AIM: Scan the data for lines with "wyprodukowano" and report the count by itself.

>>>>

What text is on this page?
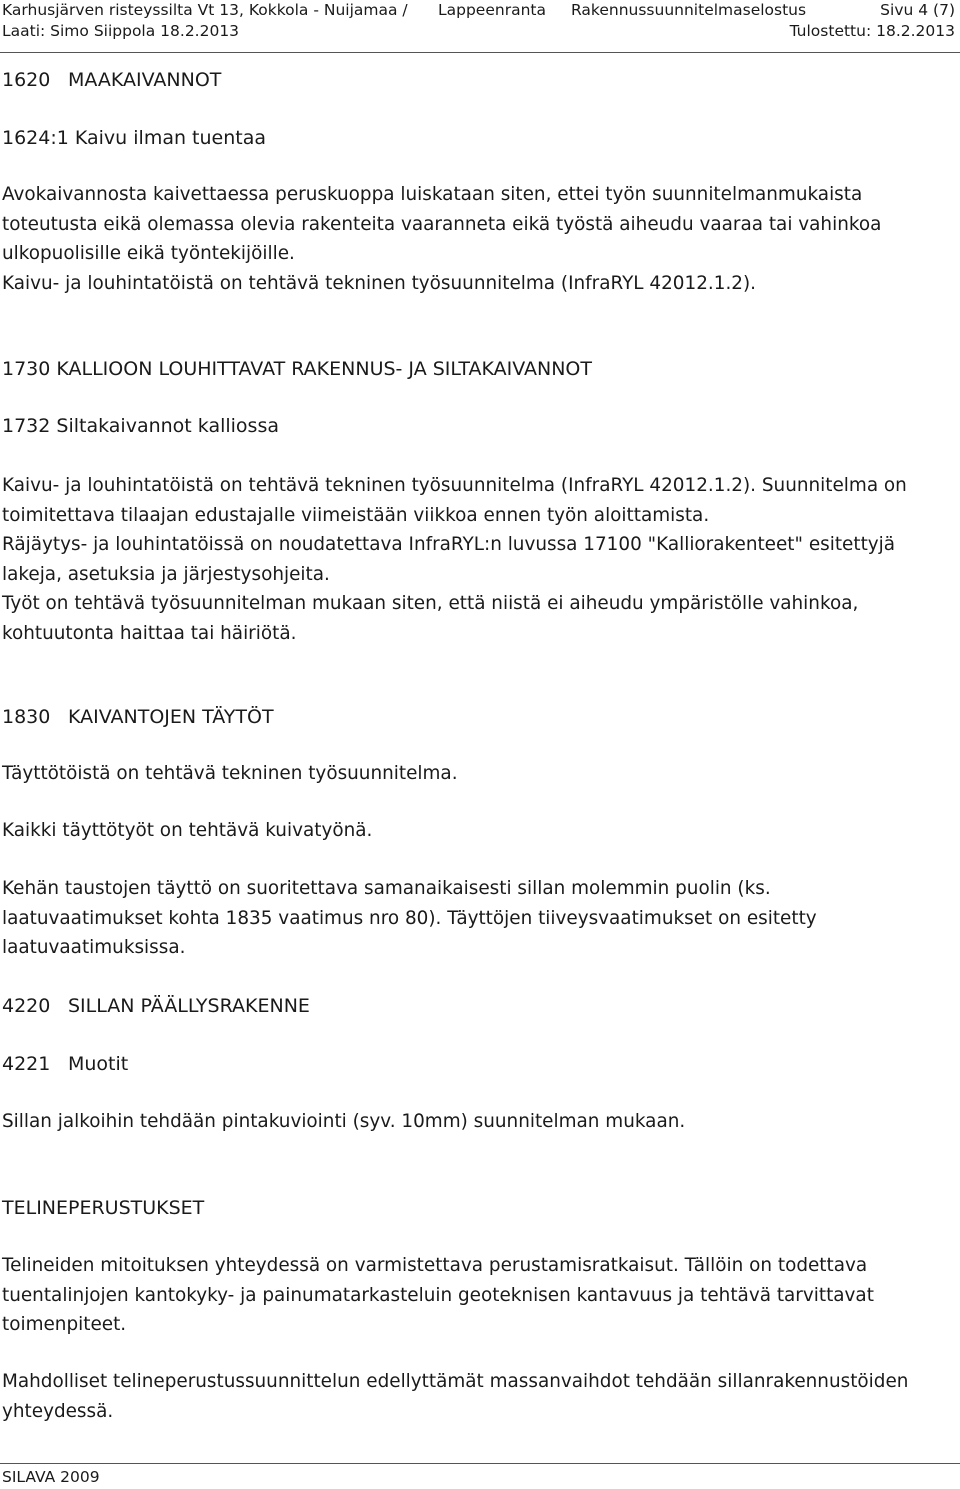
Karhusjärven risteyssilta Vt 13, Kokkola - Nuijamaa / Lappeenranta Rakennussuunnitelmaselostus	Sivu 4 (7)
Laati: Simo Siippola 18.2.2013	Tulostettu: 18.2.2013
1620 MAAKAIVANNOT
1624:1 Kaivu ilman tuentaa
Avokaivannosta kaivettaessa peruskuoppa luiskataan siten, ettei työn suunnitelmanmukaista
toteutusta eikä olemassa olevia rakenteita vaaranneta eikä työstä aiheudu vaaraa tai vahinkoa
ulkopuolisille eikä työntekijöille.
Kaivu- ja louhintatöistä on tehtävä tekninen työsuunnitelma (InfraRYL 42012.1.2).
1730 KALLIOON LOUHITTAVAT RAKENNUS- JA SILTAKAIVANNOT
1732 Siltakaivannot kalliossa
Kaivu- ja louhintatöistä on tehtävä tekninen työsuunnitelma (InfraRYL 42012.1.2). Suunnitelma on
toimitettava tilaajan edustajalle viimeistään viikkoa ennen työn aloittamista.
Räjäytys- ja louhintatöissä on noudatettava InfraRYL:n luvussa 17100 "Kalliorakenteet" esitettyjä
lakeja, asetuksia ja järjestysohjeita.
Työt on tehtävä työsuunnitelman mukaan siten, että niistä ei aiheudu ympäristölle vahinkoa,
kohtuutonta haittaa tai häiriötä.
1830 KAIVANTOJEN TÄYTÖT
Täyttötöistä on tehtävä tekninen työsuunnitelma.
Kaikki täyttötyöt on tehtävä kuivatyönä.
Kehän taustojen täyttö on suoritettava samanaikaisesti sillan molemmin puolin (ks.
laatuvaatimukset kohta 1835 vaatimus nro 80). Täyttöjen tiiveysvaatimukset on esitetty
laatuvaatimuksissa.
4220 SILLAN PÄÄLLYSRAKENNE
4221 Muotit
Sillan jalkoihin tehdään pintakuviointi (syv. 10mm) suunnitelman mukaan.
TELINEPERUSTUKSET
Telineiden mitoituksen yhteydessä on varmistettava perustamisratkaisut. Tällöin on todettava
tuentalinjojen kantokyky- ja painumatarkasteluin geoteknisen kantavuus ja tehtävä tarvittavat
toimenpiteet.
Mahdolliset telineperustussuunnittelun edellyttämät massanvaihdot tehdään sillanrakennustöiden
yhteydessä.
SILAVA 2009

<<<<
>>>>

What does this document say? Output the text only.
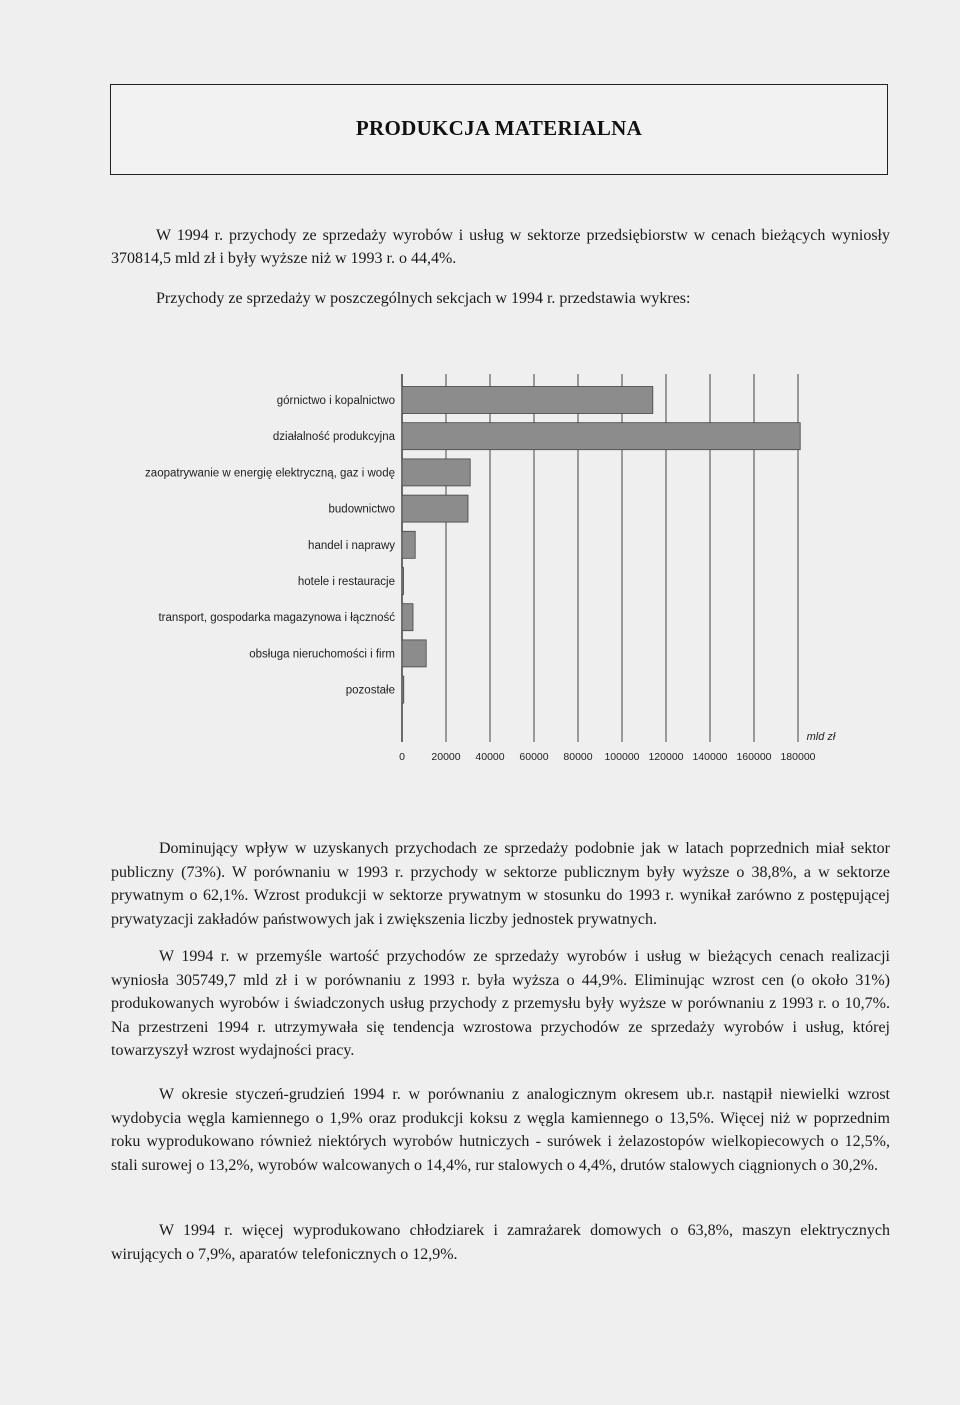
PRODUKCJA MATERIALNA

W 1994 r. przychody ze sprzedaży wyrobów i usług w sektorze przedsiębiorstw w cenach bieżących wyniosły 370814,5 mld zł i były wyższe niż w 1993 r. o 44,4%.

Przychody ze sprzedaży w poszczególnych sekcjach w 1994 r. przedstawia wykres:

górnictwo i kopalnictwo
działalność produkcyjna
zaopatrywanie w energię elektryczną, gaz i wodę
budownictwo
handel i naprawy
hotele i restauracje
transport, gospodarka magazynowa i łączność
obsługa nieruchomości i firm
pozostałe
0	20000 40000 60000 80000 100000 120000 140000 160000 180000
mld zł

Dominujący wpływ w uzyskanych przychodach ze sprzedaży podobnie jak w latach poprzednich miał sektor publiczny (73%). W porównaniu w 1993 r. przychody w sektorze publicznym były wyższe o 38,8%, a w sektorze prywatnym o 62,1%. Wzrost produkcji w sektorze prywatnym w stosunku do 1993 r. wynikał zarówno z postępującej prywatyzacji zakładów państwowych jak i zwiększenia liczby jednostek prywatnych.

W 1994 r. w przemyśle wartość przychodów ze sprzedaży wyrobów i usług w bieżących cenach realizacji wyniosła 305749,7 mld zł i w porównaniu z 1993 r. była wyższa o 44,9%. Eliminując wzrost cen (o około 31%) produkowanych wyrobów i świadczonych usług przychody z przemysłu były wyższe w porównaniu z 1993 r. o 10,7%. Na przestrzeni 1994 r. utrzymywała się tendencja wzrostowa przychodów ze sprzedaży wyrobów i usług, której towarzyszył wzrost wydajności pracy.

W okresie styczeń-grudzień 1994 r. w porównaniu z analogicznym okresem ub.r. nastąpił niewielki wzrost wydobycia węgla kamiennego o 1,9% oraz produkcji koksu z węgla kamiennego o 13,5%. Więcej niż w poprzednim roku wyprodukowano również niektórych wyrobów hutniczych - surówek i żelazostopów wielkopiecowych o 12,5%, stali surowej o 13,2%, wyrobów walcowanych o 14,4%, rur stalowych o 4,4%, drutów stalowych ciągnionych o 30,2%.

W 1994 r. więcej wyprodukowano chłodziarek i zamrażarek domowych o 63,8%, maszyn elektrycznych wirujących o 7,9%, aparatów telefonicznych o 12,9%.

<<<<

SOLUTION FOR THIS PROBLEM: 2